What you are asked to do:
Scan the records below for the word "subband" and give only the number of lines that hold it.

(Dataset rows)
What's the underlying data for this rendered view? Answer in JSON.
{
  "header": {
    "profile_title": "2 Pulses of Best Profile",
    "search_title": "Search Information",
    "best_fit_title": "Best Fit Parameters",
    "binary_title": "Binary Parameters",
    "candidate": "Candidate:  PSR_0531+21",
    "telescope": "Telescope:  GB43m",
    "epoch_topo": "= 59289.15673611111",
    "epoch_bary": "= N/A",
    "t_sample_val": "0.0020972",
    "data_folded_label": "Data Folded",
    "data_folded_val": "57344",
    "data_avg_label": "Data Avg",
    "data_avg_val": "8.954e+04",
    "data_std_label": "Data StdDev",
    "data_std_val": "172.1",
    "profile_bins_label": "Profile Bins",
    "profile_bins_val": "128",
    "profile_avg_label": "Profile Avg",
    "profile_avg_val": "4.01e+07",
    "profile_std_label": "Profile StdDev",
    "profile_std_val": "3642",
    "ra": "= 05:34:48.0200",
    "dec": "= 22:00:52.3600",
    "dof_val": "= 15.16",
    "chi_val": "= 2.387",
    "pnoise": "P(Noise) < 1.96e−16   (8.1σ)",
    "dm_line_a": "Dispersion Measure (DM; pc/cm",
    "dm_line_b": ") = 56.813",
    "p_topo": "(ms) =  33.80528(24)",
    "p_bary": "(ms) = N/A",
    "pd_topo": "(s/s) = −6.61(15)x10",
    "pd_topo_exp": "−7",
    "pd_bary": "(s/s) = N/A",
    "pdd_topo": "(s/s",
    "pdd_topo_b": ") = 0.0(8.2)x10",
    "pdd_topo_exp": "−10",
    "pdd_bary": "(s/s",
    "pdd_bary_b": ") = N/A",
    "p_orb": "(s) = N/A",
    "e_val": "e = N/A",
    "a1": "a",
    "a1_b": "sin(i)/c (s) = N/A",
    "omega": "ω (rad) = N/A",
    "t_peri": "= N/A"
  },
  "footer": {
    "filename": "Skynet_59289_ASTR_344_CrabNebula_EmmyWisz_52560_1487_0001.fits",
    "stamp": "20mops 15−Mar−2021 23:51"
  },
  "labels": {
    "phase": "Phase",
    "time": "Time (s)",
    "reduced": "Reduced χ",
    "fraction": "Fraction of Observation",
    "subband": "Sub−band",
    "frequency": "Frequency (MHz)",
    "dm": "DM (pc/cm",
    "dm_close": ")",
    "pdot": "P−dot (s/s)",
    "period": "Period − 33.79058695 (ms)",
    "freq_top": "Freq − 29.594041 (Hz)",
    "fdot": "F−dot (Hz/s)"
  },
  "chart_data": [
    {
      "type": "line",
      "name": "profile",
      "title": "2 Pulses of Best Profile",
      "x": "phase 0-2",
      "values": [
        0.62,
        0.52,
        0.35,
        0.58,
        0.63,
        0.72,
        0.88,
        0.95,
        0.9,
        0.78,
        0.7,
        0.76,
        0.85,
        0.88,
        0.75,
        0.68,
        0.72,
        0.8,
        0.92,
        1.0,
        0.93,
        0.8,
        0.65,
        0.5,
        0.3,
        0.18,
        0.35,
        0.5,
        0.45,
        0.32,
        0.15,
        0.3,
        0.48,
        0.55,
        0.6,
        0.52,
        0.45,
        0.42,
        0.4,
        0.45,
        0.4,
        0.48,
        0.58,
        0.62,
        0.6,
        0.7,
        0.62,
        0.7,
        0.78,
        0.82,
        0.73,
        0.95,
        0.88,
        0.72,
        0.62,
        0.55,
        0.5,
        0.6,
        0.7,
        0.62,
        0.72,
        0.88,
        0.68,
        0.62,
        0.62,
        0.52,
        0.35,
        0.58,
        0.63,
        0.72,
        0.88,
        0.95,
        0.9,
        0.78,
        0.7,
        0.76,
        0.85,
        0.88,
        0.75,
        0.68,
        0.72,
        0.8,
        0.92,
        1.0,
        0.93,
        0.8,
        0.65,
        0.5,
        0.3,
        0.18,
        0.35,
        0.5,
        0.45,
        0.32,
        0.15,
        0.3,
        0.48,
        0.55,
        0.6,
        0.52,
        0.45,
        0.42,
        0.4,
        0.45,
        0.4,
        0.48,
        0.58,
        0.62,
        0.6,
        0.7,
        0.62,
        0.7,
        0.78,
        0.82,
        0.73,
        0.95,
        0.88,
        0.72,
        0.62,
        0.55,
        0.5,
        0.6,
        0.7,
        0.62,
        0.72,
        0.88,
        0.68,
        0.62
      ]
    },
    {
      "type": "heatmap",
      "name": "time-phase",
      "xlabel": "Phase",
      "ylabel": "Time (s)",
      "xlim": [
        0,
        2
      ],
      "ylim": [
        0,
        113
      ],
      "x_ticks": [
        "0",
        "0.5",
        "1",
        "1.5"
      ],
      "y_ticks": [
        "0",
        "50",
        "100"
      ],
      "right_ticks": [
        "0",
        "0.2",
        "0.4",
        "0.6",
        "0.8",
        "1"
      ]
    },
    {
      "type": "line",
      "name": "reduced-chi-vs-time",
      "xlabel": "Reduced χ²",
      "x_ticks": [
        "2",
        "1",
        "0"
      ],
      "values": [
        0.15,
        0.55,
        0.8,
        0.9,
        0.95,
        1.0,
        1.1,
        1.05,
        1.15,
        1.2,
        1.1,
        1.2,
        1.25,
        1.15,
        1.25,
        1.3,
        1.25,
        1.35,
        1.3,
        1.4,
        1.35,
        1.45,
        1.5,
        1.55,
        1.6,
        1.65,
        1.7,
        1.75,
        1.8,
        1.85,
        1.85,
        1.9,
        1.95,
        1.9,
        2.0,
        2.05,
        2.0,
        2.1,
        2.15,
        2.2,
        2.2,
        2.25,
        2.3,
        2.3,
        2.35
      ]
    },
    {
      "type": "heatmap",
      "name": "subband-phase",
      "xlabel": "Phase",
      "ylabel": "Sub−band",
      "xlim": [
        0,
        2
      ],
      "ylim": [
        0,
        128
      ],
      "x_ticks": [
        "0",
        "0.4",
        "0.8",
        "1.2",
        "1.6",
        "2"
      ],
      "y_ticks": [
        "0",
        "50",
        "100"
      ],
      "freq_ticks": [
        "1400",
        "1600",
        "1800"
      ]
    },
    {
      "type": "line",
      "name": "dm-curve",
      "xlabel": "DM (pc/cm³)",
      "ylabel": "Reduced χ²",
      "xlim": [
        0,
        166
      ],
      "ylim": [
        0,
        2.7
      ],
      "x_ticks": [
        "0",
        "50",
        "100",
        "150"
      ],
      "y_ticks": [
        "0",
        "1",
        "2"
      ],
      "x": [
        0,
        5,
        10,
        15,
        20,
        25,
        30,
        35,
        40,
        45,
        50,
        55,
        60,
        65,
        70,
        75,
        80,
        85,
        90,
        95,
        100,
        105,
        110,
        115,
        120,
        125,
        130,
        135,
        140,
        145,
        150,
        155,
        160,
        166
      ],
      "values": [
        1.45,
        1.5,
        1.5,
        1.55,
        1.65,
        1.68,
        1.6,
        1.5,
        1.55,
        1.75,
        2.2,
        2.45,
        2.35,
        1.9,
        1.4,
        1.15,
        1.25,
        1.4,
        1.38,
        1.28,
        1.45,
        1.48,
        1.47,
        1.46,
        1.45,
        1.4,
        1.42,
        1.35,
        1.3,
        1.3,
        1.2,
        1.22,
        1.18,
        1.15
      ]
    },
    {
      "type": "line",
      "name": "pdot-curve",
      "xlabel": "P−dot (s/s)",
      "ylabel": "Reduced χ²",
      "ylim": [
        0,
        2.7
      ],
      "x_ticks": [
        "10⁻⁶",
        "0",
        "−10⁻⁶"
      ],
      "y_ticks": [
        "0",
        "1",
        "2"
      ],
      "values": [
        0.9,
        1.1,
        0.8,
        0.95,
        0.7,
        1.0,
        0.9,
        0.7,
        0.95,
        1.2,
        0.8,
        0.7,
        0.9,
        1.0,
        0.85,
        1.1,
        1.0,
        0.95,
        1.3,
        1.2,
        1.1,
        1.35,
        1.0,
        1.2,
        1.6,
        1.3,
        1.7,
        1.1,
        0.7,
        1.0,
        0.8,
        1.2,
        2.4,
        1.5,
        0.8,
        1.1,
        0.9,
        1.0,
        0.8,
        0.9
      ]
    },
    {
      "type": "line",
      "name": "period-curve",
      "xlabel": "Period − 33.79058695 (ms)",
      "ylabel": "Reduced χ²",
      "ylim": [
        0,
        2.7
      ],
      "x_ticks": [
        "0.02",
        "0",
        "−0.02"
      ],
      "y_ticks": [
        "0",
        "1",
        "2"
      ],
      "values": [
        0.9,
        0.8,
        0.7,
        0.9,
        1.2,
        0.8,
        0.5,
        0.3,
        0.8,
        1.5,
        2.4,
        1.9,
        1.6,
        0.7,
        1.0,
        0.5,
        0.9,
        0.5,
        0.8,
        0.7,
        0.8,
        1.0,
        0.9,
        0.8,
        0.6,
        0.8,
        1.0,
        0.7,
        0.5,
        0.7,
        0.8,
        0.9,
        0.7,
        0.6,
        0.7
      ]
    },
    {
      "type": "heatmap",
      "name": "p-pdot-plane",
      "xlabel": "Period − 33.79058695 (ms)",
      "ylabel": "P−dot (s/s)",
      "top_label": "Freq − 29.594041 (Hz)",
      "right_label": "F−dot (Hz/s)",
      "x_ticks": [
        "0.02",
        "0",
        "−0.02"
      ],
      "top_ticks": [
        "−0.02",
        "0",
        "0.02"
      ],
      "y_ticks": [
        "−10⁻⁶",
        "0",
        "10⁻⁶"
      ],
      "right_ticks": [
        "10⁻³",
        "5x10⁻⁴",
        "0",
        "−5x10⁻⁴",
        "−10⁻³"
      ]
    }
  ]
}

Worked solution:
2